# Problem
Identify, in the records below, every line where the string "this" appears, and copy each such line.

# Source data
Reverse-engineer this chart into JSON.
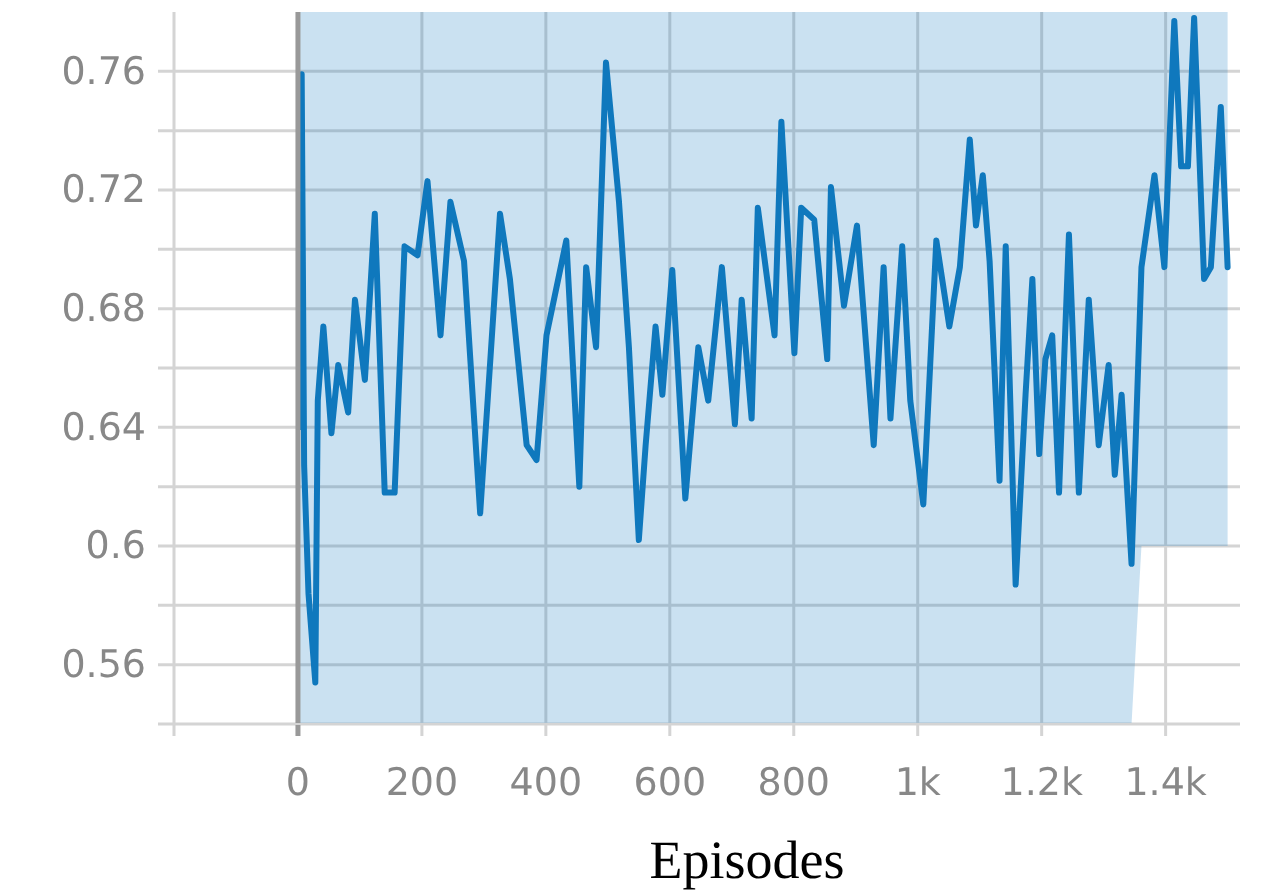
{
  "chart_data": {
    "type": "line",
    "xlabel": "Episodes",
    "xlim": [
      -200,
      1520
    ],
    "ylim": [
      0.54,
      0.78
    ],
    "xticks": [
      {
        "value": -200,
        "label": null
      },
      0,
      200,
      400,
      600,
      800,
      {
        "value": 1000,
        "label": "1k"
      },
      {
        "value": 1200,
        "label": "1.2k"
      },
      {
        "value": 1400,
        "label": "1.4k"
      }
    ],
    "yticks": [
      {
        "value": 0.54,
        "label": null
      },
      0.56,
      {
        "value": 0.58,
        "label": null
      },
      0.6,
      {
        "value": 0.62,
        "label": null
      },
      0.64,
      {
        "value": 0.66,
        "label": null
      },
      0.68,
      {
        "value": 0.7,
        "label": null
      },
      0.72,
      {
        "value": 0.74,
        "label": null
      },
      0.76
    ],
    "grid": true,
    "marker": "none",
    "line_style": "solid",
    "series": [
      {
        "color": "#0f78bd",
        "x": [
          2,
          6,
          10,
          17,
          28,
          32,
          41,
          54,
          65,
          81,
          92,
          108,
          124,
          140,
          156,
          172,
          193,
          209,
          230,
          246,
          268,
          294,
          326,
          342,
          369,
          385,
          401,
          433,
          454,
          465,
          481,
          497,
          518,
          534,
          550,
          561,
          577,
          588,
          604,
          625,
          646,
          662,
          684,
          705,
          716,
          732,
          742,
          769,
          780,
          801,
          812,
          833,
          854,
          860,
          881,
          902,
          929,
          945,
          956,
          975,
          988,
          1009,
          1030,
          1051,
          1068,
          1084,
          1094,
          1105,
          1116,
          1132,
          1142,
          1158,
          1174,
          1185,
          1196,
          1206,
          1217,
          1228,
          1244,
          1260,
          1276,
          1292,
          1308,
          1318,
          1329,
          1345,
          1361,
          1382,
          1398,
          1414,
          1425,
          1436,
          1446,
          1462,
          1473,
          1489,
          1500
        ],
        "values": [
          0.64,
          0.759,
          0.627,
          0.584,
          0.554,
          0.649,
          0.674,
          0.638,
          0.661,
          0.645,
          0.683,
          0.656,
          0.712,
          0.618,
          0.618,
          0.701,
          0.698,
          0.723,
          0.671,
          0.716,
          0.696,
          0.611,
          0.712,
          0.69,
          0.634,
          0.629,
          0.671,
          0.703,
          0.62,
          0.694,
          0.667,
          0.763,
          0.716,
          0.667,
          0.602,
          0.634,
          0.674,
          0.651,
          0.693,
          0.616,
          0.667,
          0.649,
          0.694,
          0.641,
          0.683,
          0.643,
          0.714,
          0.671,
          0.743,
          0.665,
          0.714,
          0.71,
          0.663,
          0.721,
          0.681,
          0.708,
          0.634,
          0.694,
          0.643,
          0.701,
          0.649,
          0.614,
          0.703,
          0.674,
          0.694,
          0.737,
          0.708,
          0.725,
          0.696,
          0.622,
          0.701,
          0.587,
          0.651,
          0.69,
          0.631,
          0.663,
          0.671,
          0.618,
          0.705,
          0.618,
          0.683,
          0.634,
          0.661,
          0.624,
          0.651,
          0.594,
          0.694,
          0.725,
          0.694,
          0.777,
          0.728,
          0.728,
          0.778,
          0.69,
          0.694,
          0.748,
          0.694
        ],
        "lower": [
          0.54,
          0.54,
          0.54,
          0.54,
          0.54,
          0.54,
          0.54,
          0.54,
          0.54,
          0.54,
          0.54,
          0.54,
          0.54,
          0.54,
          0.54,
          0.54,
          0.54,
          0.54,
          0.54,
          0.54,
          0.54,
          0.54,
          0.54,
          0.54,
          0.54,
          0.54,
          0.54,
          0.54,
          0.54,
          0.54,
          0.54,
          0.54,
          0.54,
          0.54,
          0.54,
          0.54,
          0.54,
          0.54,
          0.54,
          0.54,
          0.54,
          0.54,
          0.54,
          0.54,
          0.54,
          0.54,
          0.54,
          0.54,
          0.54,
          0.54,
          0.54,
          0.54,
          0.54,
          0.54,
          0.54,
          0.54,
          0.54,
          0.54,
          0.54,
          0.54,
          0.54,
          0.54,
          0.54,
          0.54,
          0.54,
          0.54,
          0.54,
          0.54,
          0.54,
          0.54,
          0.54,
          0.54,
          0.54,
          0.54,
          0.54,
          0.54,
          0.54,
          0.54,
          0.54,
          0.54,
          0.54,
          0.54,
          0.54,
          0.54,
          0.54,
          0.54,
          0.6,
          0.6,
          0.6,
          0.6,
          0.6,
          0.6,
          0.6,
          0.6,
          0.6,
          0.6,
          0.6
        ],
        "upper": [
          0.78,
          0.78,
          0.78,
          0.78,
          0.78,
          0.78,
          0.78,
          0.78,
          0.78,
          0.78,
          0.78,
          0.78,
          0.78,
          0.78,
          0.78,
          0.78,
          0.78,
          0.78,
          0.78,
          0.78,
          0.78,
          0.78,
          0.78,
          0.78,
          0.78,
          0.78,
          0.78,
          0.78,
          0.78,
          0.78,
          0.78,
          0.78,
          0.78,
          0.78,
          0.78,
          0.78,
          0.78,
          0.78,
          0.78,
          0.78,
          0.78,
          0.78,
          0.78,
          0.78,
          0.78,
          0.78,
          0.78,
          0.78,
          0.78,
          0.78,
          0.78,
          0.78,
          0.78,
          0.78,
          0.78,
          0.78,
          0.78,
          0.78,
          0.78,
          0.78,
          0.78,
          0.78,
          0.78,
          0.78,
          0.78,
          0.78,
          0.78,
          0.78,
          0.78,
          0.78,
          0.78,
          0.78,
          0.78,
          0.78,
          0.78,
          0.78,
          0.78,
          0.78,
          0.78,
          0.78,
          0.78,
          0.78,
          0.78,
          0.78,
          0.78,
          0.78,
          0.78,
          0.78,
          0.78,
          0.78,
          0.78,
          0.78,
          0.78,
          0.78,
          0.78,
          0.78,
          0.78
        ]
      }
    ]
  }
}
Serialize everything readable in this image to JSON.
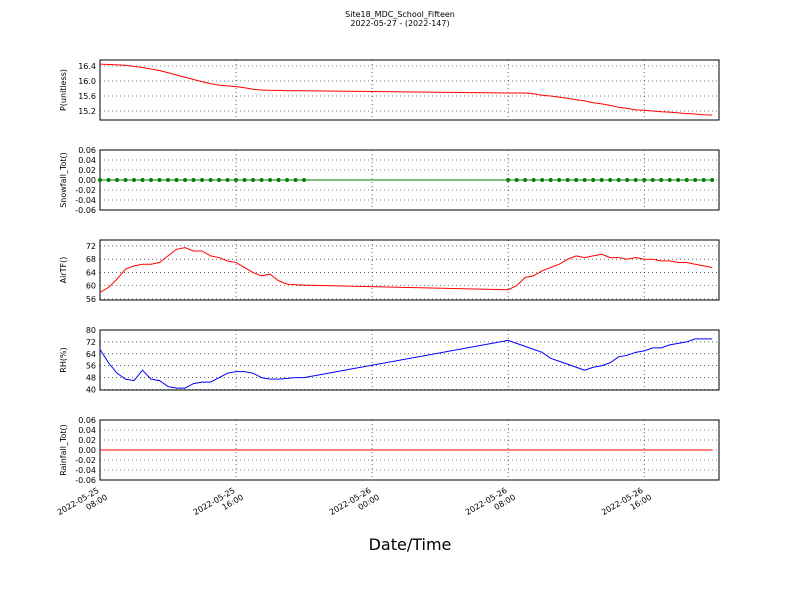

# Task result
Reverse-engineer this chart into JSON.
Serialize everything readable in this image to JSON.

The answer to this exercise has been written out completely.